Task - Please edit the entries starting with the line containing "Find all labels, buttons, inputs, and" and going on through the line containing "paragraph-cultural-benefits — [160, 1462, 1080, 1617]", swapping "paragraph-text" for "body-text" and changing nothing else. Give back only those lines.

Layout dataset entries -

--

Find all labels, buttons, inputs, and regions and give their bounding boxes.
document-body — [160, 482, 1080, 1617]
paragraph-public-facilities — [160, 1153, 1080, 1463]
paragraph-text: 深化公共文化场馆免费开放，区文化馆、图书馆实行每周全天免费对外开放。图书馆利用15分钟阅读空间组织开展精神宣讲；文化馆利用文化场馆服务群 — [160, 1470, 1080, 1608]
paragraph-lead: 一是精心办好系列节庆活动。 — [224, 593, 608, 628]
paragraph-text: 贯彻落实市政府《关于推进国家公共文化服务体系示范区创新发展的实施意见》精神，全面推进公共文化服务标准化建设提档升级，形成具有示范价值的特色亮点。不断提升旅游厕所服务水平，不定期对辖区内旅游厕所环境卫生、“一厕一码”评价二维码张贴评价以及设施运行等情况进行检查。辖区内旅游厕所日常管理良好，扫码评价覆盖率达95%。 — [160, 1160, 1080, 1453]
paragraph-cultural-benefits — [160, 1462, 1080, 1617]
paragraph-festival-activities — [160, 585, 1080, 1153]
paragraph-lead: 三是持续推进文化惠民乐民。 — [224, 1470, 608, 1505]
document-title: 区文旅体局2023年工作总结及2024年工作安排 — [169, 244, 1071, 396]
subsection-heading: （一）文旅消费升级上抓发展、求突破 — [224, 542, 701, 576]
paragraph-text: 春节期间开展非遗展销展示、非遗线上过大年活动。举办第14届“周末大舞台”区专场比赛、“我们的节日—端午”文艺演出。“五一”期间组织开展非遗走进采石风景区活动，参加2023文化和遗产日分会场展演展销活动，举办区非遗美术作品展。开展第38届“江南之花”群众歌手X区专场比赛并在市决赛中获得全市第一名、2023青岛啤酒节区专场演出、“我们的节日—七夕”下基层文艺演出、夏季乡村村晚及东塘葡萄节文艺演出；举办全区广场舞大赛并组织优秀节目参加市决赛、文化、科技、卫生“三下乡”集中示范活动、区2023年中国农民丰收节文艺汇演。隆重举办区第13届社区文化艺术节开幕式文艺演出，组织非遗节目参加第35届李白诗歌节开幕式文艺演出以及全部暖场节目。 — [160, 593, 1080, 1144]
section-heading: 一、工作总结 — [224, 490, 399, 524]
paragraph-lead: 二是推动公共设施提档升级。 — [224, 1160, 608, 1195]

--

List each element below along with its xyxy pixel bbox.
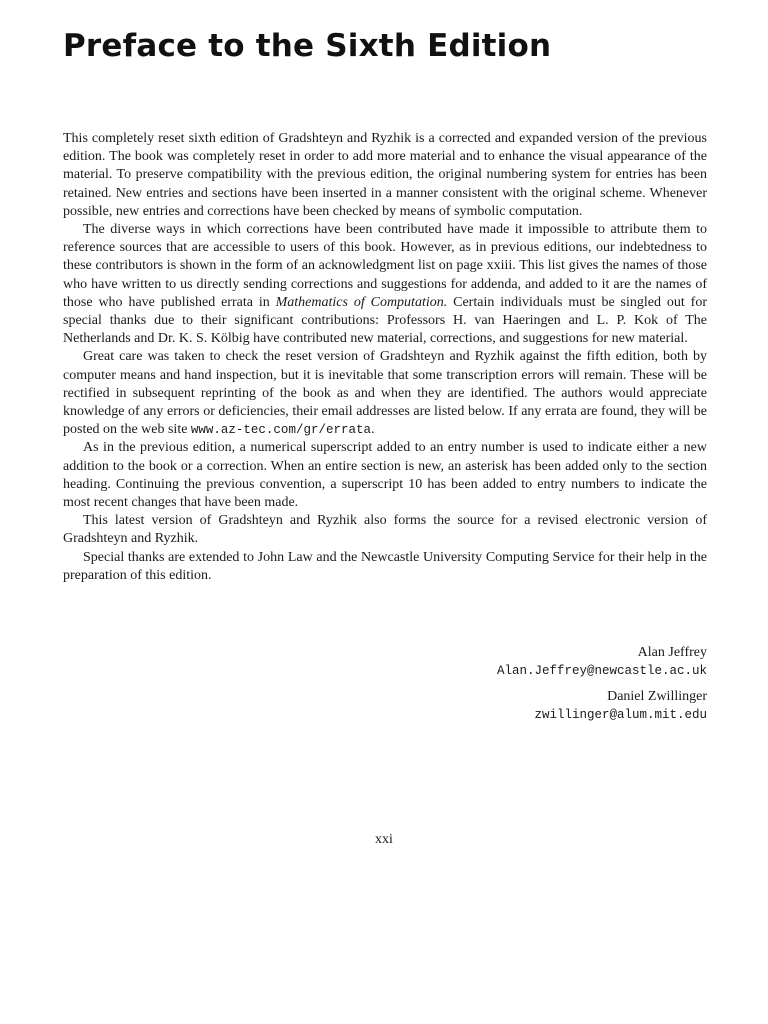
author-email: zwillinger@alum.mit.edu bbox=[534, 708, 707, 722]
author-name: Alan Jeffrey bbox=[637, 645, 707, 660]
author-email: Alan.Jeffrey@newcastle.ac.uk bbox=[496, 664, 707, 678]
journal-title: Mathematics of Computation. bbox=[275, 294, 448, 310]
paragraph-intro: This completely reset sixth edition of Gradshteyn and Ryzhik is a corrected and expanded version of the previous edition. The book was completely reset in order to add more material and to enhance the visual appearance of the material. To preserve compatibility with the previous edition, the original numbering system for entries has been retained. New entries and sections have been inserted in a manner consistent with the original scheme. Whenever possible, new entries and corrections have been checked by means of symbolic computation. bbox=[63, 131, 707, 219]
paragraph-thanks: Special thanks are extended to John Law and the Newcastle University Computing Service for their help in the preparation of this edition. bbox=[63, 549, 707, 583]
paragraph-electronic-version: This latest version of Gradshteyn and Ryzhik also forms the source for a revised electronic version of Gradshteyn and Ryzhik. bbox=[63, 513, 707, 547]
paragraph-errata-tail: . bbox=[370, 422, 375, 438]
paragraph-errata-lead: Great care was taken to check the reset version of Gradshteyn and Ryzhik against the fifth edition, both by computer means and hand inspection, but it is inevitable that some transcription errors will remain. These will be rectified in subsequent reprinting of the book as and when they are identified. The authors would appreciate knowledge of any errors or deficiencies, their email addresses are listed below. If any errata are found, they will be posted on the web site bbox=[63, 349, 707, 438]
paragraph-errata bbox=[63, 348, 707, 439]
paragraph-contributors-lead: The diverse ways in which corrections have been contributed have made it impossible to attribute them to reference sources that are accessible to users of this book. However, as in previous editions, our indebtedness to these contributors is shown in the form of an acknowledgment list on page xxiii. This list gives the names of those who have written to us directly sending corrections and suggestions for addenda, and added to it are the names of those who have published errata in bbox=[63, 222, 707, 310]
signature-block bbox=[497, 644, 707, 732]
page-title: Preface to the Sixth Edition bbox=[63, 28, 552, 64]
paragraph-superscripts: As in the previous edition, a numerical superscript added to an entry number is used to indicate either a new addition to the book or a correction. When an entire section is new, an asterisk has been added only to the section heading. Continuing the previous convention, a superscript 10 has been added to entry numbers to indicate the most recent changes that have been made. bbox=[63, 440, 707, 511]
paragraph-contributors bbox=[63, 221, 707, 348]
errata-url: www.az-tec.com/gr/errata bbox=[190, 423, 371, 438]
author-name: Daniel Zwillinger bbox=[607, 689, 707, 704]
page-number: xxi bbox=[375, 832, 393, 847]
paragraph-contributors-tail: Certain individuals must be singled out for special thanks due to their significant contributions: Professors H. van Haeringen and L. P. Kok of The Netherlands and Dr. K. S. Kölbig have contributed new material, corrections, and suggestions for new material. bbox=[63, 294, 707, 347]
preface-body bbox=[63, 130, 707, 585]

--

Solved problem -
Find all labels, buttons, inputs, and regions and give their bounding boxes.
document-body — [160, 482, 1080, 1617]
paragraph-public-facilities — [160, 1153, 1080, 1463]
body-text: 深化公共文化场馆免费开放，区文化馆、图书馆实行每周全天免费对外开放。图书馆利用15分钟阅读空间组织开展精神宣讲；文化馆利用文化场馆服务群 — [160, 1470, 1080, 1608]
paragraph-lead: 一是精心办好系列节庆活动。 — [224, 593, 608, 628]
body-text: 贯彻落实市政府《关于推进国家公共文化服务体系示范区创新发展的实施意见》精神，全面推进公共文化服务标准化建设提档升级，形成具有示范价值的特色亮点。不断提升旅游厕所服务水平，不定期对辖区内旅游厕所环境卫生、“一厕一码”评价二维码张贴评价以及设施运行等情况进行检查。辖区内旅游厕所日常管理良好，扫码评价覆盖率达95%。 — [160, 1160, 1080, 1453]
paragraph-cultural-benefits — [160, 1462, 1080, 1617]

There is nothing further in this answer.